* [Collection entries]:
■ ■ ■ ■ ■

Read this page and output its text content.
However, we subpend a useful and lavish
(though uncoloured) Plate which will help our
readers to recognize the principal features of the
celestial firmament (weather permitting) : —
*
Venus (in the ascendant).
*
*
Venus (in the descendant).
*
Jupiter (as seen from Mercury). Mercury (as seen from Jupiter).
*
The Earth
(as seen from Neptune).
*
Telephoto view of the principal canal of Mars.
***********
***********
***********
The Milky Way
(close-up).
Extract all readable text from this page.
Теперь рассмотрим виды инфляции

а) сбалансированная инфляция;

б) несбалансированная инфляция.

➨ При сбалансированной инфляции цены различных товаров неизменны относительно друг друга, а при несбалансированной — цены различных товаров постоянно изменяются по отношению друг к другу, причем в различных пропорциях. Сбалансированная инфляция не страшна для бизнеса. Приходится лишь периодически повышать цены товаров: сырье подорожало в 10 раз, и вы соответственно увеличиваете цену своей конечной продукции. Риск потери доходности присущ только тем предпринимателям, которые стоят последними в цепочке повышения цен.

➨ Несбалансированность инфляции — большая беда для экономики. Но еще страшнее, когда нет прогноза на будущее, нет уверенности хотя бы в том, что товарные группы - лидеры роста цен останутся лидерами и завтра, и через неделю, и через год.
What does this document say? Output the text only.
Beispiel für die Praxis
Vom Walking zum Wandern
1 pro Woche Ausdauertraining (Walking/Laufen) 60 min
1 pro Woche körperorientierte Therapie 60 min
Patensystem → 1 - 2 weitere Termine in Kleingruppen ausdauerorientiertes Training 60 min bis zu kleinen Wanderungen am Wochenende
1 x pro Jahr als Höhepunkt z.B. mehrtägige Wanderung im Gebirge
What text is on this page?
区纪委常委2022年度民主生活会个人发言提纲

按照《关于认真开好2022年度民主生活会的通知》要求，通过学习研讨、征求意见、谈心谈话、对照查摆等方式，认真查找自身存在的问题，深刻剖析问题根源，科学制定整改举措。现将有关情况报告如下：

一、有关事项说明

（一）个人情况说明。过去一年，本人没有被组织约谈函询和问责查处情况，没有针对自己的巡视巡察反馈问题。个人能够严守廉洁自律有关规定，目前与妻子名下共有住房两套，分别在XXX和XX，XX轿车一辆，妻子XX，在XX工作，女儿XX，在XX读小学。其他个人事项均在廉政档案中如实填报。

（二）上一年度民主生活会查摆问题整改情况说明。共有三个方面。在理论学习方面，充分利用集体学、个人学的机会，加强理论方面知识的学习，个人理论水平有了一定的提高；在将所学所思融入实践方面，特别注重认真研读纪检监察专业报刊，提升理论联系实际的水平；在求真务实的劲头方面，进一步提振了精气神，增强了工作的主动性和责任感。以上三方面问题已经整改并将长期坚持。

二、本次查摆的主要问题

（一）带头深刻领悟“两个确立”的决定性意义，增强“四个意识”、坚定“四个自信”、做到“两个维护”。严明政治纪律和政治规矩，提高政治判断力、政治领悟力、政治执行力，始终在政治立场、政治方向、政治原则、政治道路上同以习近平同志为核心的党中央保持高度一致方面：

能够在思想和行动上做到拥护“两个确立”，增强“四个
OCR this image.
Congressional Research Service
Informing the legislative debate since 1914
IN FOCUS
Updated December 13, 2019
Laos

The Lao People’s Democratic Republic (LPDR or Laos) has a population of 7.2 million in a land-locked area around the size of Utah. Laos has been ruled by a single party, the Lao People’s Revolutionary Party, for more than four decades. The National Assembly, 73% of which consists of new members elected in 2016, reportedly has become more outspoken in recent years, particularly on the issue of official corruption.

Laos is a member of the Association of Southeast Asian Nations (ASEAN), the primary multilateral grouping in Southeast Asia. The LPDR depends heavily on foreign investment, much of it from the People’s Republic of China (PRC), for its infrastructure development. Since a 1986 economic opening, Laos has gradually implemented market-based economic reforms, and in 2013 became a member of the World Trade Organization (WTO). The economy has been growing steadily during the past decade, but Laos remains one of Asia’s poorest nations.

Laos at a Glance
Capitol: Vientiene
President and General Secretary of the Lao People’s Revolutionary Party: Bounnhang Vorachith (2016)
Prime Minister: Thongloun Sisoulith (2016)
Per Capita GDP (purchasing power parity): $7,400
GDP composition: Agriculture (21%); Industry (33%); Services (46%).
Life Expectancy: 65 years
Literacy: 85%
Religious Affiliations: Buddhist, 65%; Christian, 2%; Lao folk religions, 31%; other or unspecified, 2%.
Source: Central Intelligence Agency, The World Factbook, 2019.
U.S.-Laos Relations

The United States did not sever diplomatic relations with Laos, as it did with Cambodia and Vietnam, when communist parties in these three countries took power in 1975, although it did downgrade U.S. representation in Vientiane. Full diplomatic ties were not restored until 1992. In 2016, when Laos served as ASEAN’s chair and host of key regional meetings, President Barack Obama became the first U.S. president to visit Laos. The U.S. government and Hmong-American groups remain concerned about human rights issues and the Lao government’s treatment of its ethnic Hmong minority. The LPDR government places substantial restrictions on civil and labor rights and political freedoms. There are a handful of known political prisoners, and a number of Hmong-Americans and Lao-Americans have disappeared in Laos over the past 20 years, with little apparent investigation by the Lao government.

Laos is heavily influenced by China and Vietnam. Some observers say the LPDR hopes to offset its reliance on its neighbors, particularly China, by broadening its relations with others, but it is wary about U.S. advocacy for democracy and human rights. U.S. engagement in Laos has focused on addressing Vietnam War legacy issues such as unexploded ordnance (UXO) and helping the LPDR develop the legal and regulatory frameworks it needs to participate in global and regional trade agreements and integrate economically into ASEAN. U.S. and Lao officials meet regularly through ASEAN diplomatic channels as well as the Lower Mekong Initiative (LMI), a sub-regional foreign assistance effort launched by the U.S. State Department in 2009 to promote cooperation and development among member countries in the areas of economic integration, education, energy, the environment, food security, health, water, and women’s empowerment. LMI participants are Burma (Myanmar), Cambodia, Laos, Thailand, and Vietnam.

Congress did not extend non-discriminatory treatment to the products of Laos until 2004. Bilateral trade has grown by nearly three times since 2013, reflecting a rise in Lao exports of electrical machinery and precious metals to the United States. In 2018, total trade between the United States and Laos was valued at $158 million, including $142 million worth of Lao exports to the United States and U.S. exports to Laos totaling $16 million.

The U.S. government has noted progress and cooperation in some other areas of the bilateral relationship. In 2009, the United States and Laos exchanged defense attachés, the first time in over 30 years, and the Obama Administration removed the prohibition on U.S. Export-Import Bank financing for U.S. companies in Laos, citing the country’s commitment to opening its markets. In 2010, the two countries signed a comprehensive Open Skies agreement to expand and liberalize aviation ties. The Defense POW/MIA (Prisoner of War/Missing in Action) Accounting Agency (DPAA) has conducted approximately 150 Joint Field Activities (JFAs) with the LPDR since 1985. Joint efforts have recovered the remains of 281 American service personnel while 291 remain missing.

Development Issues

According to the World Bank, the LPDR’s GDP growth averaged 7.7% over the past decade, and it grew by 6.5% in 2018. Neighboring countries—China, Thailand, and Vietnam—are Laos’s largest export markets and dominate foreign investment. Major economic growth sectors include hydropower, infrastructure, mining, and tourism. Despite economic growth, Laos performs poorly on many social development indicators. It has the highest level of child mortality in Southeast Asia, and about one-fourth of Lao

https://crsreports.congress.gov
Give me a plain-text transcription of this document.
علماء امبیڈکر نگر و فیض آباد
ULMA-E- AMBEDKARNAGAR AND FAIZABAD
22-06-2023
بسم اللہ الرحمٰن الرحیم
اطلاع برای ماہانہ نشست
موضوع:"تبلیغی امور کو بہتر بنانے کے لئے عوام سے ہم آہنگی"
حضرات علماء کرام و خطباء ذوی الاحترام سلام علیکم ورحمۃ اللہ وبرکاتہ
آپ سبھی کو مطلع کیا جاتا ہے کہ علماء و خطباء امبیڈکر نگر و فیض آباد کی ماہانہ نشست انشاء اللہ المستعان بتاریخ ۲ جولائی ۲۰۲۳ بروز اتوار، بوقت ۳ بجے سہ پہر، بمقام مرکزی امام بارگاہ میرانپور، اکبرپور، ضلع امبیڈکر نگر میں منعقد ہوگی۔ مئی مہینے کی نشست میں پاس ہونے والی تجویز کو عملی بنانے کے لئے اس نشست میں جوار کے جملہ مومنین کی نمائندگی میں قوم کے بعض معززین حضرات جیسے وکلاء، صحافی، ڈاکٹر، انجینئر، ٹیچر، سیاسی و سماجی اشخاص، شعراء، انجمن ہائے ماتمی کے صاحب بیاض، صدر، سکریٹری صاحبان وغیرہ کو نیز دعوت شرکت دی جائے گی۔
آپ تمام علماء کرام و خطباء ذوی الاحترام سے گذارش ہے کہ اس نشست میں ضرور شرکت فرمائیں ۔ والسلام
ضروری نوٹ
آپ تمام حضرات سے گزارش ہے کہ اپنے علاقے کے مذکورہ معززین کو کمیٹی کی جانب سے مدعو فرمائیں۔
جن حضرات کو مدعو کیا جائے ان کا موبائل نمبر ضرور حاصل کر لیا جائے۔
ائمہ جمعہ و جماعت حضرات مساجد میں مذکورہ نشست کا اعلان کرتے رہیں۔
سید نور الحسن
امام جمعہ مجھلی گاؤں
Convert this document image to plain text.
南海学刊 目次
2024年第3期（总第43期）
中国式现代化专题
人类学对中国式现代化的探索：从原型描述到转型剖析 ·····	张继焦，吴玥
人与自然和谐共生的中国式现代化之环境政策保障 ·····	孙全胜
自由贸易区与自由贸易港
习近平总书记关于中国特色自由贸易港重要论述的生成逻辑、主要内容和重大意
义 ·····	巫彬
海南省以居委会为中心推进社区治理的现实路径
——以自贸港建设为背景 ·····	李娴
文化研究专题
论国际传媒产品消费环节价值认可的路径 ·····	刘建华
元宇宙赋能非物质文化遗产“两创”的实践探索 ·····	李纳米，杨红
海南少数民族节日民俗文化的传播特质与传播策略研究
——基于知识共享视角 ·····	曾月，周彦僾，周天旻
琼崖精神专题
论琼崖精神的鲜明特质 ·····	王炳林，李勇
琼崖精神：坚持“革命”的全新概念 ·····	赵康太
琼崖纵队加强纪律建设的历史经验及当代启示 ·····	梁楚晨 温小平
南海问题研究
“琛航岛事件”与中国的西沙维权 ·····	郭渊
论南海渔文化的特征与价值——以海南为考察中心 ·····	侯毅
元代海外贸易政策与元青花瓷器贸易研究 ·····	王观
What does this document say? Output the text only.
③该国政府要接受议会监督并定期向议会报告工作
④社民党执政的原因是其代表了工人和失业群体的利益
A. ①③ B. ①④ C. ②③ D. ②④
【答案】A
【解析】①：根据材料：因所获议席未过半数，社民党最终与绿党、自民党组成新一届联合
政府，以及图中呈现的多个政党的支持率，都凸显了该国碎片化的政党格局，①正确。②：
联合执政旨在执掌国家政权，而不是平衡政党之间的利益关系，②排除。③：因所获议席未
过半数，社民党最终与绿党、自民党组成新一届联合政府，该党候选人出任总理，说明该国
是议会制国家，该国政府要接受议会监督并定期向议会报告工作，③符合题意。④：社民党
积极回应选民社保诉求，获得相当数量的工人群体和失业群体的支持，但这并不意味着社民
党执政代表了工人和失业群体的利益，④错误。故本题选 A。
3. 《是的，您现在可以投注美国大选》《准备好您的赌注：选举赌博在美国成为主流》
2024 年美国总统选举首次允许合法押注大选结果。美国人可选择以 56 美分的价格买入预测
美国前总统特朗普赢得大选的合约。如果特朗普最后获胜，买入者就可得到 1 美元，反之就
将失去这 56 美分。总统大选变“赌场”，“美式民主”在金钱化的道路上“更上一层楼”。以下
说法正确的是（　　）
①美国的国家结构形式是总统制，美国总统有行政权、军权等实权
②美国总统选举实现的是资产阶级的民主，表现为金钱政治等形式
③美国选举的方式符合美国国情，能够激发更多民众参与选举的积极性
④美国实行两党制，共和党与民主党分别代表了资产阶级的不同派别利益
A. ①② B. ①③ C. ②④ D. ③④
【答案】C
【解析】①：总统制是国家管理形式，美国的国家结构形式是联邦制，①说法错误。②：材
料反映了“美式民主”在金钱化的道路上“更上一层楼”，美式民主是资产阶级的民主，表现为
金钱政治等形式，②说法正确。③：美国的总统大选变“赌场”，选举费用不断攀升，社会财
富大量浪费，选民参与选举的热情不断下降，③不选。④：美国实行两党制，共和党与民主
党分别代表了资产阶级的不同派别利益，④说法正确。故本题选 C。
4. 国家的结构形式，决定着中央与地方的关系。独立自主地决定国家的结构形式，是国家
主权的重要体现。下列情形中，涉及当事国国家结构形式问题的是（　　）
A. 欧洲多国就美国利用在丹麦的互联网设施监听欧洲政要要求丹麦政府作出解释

■ ■ ■ ■ ■

* [Exercise]:
Pick out every line holding the string "page" and return it.

* [Finished answer]:
Read this page and output its text content.
Extract all readable text from this page.
What text is on this page?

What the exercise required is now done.